In the entries below, find the lines that contain the word "年中国卫生健康统计年鉴" and copy them.

═════ DATA FOR THIS EXERCISE

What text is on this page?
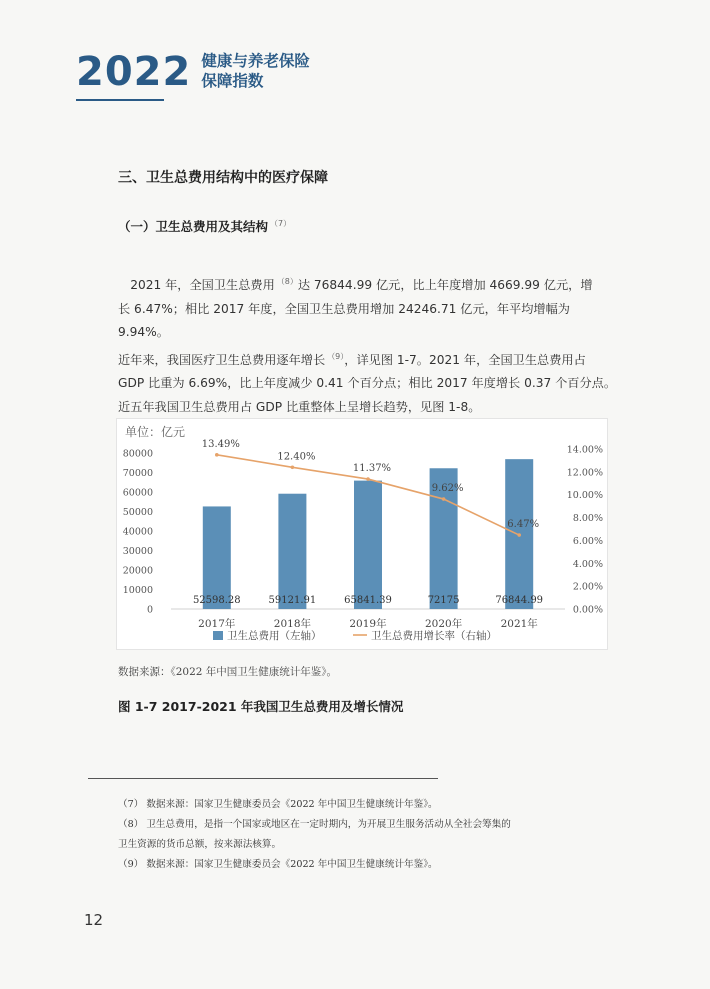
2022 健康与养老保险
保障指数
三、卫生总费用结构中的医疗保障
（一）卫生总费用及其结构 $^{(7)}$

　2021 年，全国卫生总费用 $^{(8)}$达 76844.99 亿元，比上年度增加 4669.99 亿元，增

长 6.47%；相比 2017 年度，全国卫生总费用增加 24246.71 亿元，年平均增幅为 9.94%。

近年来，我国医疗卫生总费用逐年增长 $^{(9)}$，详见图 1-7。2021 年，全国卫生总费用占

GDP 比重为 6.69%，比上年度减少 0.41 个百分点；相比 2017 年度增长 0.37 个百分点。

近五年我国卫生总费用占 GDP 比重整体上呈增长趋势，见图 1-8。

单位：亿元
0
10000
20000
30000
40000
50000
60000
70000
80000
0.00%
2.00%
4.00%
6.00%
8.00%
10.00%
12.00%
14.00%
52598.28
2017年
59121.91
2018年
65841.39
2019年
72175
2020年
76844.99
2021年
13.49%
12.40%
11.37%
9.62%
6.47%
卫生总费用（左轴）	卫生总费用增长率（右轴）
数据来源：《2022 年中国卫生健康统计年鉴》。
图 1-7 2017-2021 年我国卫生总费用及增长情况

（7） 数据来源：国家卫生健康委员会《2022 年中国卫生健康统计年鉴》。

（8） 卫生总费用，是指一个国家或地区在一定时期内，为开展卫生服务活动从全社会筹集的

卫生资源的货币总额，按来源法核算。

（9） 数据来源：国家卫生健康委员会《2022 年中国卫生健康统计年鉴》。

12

══════════
═════ DATA FOR THIS EXERCISE

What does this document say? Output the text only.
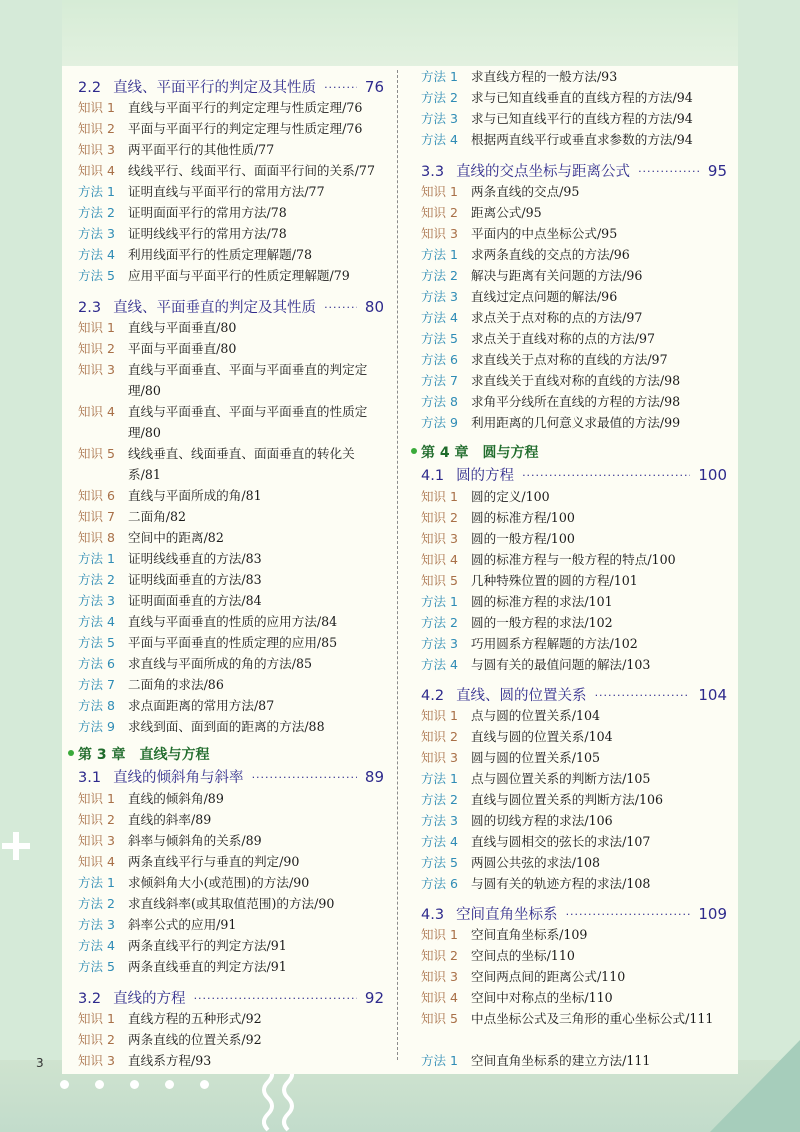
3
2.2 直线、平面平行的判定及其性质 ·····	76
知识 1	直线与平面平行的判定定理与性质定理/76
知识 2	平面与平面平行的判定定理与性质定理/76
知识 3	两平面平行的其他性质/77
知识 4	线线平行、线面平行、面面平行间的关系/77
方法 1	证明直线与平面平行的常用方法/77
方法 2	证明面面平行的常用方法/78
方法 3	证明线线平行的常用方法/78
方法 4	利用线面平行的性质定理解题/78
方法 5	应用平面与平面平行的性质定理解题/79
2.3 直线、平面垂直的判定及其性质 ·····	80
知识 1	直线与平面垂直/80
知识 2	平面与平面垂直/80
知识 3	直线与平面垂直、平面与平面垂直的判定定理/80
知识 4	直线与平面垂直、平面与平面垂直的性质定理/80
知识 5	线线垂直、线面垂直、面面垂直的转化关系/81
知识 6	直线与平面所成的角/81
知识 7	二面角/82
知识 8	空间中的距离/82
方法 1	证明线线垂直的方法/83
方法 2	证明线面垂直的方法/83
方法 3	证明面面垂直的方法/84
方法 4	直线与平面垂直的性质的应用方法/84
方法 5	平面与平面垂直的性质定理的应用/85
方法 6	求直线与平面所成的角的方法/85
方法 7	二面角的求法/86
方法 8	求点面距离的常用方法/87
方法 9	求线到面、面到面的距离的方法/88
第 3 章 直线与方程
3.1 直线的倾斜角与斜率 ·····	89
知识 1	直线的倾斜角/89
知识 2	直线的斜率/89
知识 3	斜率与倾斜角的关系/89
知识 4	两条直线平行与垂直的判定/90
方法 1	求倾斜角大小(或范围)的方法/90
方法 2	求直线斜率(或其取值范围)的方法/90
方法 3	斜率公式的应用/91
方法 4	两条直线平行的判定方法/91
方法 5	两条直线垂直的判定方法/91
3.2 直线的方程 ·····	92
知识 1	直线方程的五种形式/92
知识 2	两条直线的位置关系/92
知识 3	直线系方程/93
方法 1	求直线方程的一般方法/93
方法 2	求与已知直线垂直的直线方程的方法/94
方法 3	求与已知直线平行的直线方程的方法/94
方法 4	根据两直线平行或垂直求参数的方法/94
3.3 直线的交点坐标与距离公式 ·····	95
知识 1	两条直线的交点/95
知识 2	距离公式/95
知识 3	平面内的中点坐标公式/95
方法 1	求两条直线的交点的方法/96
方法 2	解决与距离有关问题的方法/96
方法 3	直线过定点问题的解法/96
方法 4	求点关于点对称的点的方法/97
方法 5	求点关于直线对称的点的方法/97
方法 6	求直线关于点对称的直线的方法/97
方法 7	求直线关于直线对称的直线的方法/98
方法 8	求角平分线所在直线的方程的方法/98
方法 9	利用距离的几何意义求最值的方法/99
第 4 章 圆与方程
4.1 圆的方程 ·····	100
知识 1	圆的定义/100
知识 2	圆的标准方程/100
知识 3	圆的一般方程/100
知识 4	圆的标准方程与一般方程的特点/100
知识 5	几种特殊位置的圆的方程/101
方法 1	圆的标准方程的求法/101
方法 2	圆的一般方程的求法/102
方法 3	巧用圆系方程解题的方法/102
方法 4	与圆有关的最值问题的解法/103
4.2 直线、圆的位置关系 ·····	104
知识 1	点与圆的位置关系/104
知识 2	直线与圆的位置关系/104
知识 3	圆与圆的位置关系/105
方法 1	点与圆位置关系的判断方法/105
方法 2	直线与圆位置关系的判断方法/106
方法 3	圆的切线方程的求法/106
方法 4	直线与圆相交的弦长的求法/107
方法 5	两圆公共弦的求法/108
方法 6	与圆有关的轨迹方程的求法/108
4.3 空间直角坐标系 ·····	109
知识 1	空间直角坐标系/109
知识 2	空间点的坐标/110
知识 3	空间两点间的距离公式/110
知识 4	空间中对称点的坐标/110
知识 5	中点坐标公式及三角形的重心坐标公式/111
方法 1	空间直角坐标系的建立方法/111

══════════

#### OUTPUT:
数据来源：《2022 年中国卫生健康统计年鉴》。
（7） 数据来源：国家卫生健康委员会《2022 年中国卫生健康统计年鉴》。
（9） 数据来源：国家卫生健康委员会《2022 年中国卫生健康统计年鉴》。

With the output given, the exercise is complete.